Work to be completed: Repeat every line below exactly as it reads.

Dataset records:
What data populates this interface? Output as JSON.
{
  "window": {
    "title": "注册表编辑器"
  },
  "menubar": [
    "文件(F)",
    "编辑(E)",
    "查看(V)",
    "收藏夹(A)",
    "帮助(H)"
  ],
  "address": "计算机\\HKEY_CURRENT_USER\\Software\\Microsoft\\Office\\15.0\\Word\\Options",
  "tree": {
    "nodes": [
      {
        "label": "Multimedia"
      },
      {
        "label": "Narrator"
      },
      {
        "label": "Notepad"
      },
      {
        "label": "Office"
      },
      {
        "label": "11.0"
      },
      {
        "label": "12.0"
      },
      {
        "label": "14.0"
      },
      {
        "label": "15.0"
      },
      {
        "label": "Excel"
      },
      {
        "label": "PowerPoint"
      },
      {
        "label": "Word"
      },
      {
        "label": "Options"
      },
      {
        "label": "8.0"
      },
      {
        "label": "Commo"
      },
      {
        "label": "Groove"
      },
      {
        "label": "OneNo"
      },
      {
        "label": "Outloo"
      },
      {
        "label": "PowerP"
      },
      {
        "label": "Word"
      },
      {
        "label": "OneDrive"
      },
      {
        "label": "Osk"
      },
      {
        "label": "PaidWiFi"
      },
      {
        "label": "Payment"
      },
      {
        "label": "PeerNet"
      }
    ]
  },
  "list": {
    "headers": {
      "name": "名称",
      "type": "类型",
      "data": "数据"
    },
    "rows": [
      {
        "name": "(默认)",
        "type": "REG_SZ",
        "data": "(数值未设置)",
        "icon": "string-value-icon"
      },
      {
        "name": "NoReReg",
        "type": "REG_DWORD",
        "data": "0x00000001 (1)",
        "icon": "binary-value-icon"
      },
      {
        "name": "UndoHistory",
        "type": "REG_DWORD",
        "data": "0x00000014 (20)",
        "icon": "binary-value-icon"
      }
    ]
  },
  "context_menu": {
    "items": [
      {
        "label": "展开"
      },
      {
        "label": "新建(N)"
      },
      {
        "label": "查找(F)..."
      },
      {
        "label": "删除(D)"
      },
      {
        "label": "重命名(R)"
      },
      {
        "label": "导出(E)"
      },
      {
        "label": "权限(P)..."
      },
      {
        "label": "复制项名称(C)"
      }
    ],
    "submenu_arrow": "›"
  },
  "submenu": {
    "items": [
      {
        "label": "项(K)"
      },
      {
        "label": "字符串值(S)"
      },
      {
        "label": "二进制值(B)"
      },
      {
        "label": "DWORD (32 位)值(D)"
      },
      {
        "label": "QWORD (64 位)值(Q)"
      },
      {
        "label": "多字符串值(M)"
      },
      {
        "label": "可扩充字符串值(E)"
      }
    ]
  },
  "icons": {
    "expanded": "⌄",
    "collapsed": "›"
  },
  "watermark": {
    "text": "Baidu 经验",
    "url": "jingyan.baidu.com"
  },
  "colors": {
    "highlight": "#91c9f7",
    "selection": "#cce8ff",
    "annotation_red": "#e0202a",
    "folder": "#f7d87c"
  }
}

Answer:
What data populates this interface? Output as JSON.
{
  "window": {
    "title": "注册表编辑器"
  },
  "menubar": [
    "文件(F)",
    "编辑(E)",
    "查看(V)",
    "收藏夹(A)",
    "帮助(H)"
  ],
  "address": "计算机\\HKEY_CURRENT_USER\\Software\\Microsoft\\Office\\15.0\\Word\\Options",
  "tree": {
    "nodes": [
      {
        "label": "Multimedia"
      },
      {
        "label": "Narrator"
      },
      {
        "label": "Notepad"
      },
      {
        "label": "Office"
      },
      {
        "label": "11.0"
      },
      {
        "label": "12.0"
      },
      {
        "label": "14.0"
      },
      {
        "label": "15.0"
      },
      {
        "label": "Excel"
      },
      {
        "label": "PowerPoint"
      },
      {
        "label": "Word"
      },
      {
        "label": "Options"
      },
      {
        "label": "8.0"
      },
      {
        "label": "Commo"
      },
      {
        "label": "Groove"
      },
      {
        "label": "OneNo"
      },
      {
        "label": "Outloo"
      },
      {
        "label": "PowerP"
      },
      {
        "label": "Word"
      },
      {
        "label": "OneDrive"
      },
      {
        "label": "Osk"
      },
      {
        "label": "PaidWiFi"
      },
      {
        "label": "Payment"
      },
      {
        "label": "PeerNet"
      }
    ]
  },
  "list": {
    "headers": {
      "name": "名称",
      "type": "类型",
      "data": "数据"
    },
    "rows": [
      {
        "name": "(默认)",
        "type": "REG_SZ",
        "data": "(数值未设置)",
        "icon": "string-value-icon"
      },
      {
        "name": "NoReReg",
        "type": "REG_DWORD",
        "data": "0x00000001 (1)",
        "icon": "binary-value-icon"
      },
      {
        "name": "UndoHistory",
        "type": "REG_DWORD",
        "data": "0x00000014 (20)",
        "icon": "binary-value-icon"
      }
    ]
  },
  "context_menu": {
    "items": [
      {
        "label": "展开"
      },
      {
        "label": "新建(N)"
      },
      {
        "label": "查找(F)..."
      },
      {
        "label": "删除(D)"
      },
      {
        "label": "重命名(R)"
      },
      {
        "label": "导出(E)"
      },
      {
        "label": "权限(P)..."
      },
      {
        "label": "复制项名称(C)"
      }
    ],
    "submenu_arrow": "›"
  },
  "submenu": {
    "items": [
      {
        "label": "项(K)"
      },
      {
        "label": "字符串值(S)"
      },
      {
        "label": "二进制值(B)"
      },
      {
        "label": "DWORD (32 位)值(D)"
      },
      {
        "label": "QWORD (64 位)值(Q)"
      },
      {
        "label": "多字符串值(M)"
      },
      {
        "label": "可扩充字符串值(E)"
      }
    ]
  },
  "icons": {
    "expanded": "⌄",
    "collapsed": "›"
  },
  "watermark": {
    "text": "Baidu 经验",
    "url": "jingyan.baidu.com"
  },
  "colors": {
    "highlight": "#91c9f7",
    "selection": "#cce8ff",
    "annotation_red": "#e0202a",
    "folder": "#f7d87c"
  }
}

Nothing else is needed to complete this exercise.